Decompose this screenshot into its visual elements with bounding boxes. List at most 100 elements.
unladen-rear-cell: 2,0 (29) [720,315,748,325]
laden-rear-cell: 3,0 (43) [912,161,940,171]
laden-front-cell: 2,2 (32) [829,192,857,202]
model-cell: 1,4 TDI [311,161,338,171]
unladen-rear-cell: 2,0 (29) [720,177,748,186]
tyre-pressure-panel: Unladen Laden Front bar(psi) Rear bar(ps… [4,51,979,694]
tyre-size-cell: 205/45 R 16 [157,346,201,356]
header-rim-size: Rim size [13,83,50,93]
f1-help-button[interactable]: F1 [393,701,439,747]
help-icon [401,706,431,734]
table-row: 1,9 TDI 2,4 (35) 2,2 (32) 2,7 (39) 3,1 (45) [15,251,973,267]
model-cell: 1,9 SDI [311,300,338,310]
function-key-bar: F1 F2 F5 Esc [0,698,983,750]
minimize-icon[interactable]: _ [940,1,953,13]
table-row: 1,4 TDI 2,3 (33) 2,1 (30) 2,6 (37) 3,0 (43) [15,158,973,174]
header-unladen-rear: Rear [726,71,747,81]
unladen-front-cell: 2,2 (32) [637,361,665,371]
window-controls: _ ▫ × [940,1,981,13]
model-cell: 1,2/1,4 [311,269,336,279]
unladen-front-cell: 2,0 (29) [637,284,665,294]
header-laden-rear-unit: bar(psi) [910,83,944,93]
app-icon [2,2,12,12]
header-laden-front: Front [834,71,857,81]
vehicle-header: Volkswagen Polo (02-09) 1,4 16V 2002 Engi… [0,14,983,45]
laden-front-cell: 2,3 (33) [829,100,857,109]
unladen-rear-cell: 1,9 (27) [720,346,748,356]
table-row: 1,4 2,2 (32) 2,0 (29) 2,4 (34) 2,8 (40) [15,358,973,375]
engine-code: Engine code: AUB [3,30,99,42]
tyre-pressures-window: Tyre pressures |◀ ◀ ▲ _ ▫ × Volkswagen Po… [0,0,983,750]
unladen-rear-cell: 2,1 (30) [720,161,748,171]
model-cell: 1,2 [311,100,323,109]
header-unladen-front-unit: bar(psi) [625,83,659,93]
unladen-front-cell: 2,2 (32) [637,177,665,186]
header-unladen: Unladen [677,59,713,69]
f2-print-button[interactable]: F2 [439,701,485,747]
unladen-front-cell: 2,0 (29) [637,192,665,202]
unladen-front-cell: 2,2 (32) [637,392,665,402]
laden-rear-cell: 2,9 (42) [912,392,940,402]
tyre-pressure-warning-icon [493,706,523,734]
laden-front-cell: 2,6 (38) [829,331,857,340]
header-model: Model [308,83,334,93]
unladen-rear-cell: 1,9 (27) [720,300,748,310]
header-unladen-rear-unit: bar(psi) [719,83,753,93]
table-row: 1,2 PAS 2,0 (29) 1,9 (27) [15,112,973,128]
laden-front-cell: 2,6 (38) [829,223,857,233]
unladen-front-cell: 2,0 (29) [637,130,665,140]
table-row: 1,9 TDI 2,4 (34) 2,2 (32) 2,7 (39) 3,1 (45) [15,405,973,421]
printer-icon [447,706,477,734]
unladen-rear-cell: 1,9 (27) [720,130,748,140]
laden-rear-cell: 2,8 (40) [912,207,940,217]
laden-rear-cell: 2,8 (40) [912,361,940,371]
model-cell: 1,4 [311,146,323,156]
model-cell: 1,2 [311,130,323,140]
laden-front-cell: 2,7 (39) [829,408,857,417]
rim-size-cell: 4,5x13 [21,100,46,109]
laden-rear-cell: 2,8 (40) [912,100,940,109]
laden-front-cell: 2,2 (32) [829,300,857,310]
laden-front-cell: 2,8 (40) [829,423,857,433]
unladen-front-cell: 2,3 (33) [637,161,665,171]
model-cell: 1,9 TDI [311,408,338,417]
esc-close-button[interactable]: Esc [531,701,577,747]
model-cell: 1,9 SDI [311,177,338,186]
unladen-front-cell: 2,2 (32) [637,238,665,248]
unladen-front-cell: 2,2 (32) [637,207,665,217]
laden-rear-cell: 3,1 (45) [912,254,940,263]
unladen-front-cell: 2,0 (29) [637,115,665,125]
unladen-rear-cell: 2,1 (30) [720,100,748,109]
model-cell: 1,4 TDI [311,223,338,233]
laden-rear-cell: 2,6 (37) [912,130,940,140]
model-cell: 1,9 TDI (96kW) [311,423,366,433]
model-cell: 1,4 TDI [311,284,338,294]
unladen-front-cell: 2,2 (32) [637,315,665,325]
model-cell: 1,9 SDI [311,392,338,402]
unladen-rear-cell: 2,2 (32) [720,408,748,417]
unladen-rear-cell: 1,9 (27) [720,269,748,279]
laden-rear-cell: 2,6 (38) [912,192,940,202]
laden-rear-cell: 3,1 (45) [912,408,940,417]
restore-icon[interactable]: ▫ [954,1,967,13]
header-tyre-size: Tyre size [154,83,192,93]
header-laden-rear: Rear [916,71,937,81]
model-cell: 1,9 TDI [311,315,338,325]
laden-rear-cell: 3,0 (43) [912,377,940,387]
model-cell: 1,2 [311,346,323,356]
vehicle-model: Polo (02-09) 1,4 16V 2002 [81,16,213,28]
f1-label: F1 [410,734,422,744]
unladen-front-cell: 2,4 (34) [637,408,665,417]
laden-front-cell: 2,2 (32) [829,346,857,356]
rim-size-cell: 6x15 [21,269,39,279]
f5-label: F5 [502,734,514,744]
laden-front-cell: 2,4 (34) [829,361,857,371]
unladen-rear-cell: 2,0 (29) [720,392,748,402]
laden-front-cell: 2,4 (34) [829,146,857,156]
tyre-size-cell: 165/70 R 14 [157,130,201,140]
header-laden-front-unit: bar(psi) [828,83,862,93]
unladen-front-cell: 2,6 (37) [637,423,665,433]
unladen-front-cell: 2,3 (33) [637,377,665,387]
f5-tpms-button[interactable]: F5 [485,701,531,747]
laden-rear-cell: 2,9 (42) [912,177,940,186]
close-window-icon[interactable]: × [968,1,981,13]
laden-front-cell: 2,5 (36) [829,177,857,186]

What the task requires:
Duplicate the lines of the listing between its start and the line holding "unladen-rear-cell: 2,0 (29) [720,177,748,186]", inclusive.

Correct output:
Decompose this screenshot into its visual elements with bounding boxes. List at most 100 elements.
unladen-rear-cell: 2,0 (29) [720,315,748,325]
laden-rear-cell: 3,0 (43) [912,161,940,171]
laden-front-cell: 2,2 (32) [829,192,857,202]
model-cell: 1,4 TDI [311,161,338,171]
unladen-rear-cell: 2,0 (29) [720,177,748,186]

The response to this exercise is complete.